◆ Exercise details ◆
Find the string "stayed" in the data, then copy every line where it is found.

◆ Material ◆
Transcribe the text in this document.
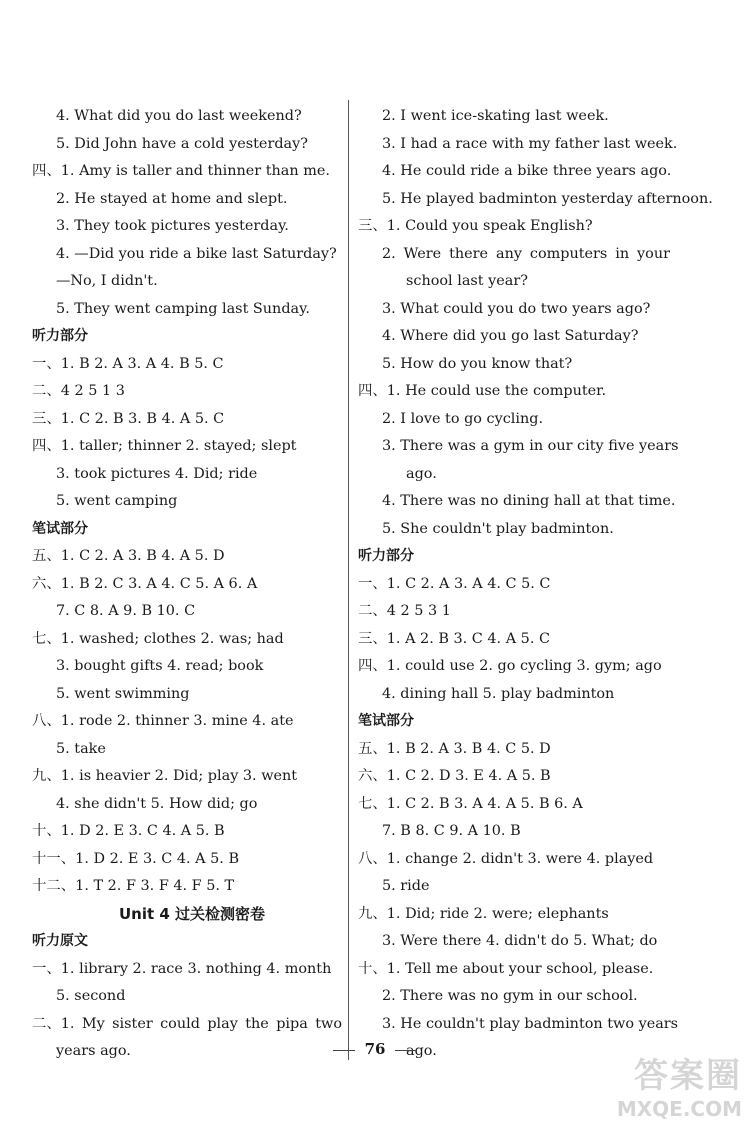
4. What did you do last weekend?
5. Did John have a cold yesterday?
四、1. Amy is taller and thinner than me.
2. He stayed at home and slept.
3. They took pictures yesterday.
4. —Did you ride a bike last Saturday?
—No, I didn't.
5. They went camping last Sunday.
听力部分
一、1. B 2. A 3. A 4. B 5. C
二、4 2 5 1 3
三、1. C 2. B 3. B 4. A 5. C
四、1. taller; thinner 2. stayed; slept
3. took pictures 4. Did; ride
5. went camping
笔试部分
五、1. C 2. A 3. B 4. A 5. D
六、1. B 2. C 3. A 4. C 5. A 6. A
7. C 8. A 9. B 10. C
七、1. washed; clothes 2. was; had
3. bought gifts 4. read; book
5. went swimming
八、1. rode 2. thinner 3. mine 4. ate
5. take
九、1. is heavier 2. Did; play 3. went
4. she didn't 5. How did; go
十、1. D 2. E 3. C 4. A 5. B
十一、1. D 2. E 3. C 4. A 5. B
十二、1. T 2. F 3. F 4. F 5. T
Unit 4 过关检测密卷
听力原文
一、1. library 2. race 3. nothing 4. month
5. second
二、1. My sister could play the pipa two
years ago.
2. I went ice-skating last week.
3. I had a race with my father last week.
4. He could ride a bike three years ago.
5. He played badminton yesterday afternoon.
三、1. Could you speak English?
2. Were there any computers in your
school last year?
3. What could you do two years ago?
4. Where did you go last Saturday?
5. How do you know that?
四、1. He could use the computer.
2. I love to go cycling.
3. There was a gym in our city five years
ago.
4. There was no dining hall at that time.
5. She couldn't play badminton.
听力部分
一、1. C 2. A 3. A 4. C 5. C
二、4 2 5 3 1
三、1. A 2. B 3. C 4. A 5. C
四、1. could use 2. go cycling 3. gym; ago
4. dining hall 5. play badminton
笔试部分
五、1. B 2. A 3. B 4. C 5. D
六、1. C 2. D 3. E 4. A 5. B
七、1. C 2. B 3. A 4. A 5. B 6. A
7. B 8. C 9. A 10. B
八、1. change 2. didn't 3. were 4. played
5. ride
九、1. Did; ride 2. were; elephants
3. Were there 4. didn't do 5. What; do
十、1. Tell me about your school, please.
2. There was no gym in our school.
3. He couldn't play badminton two years
ago.
76
答案圈
MXQE.COM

◆ Written answer ◆
2. He stayed at home and slept.
四、1. taller; thinner 2. stayed; slept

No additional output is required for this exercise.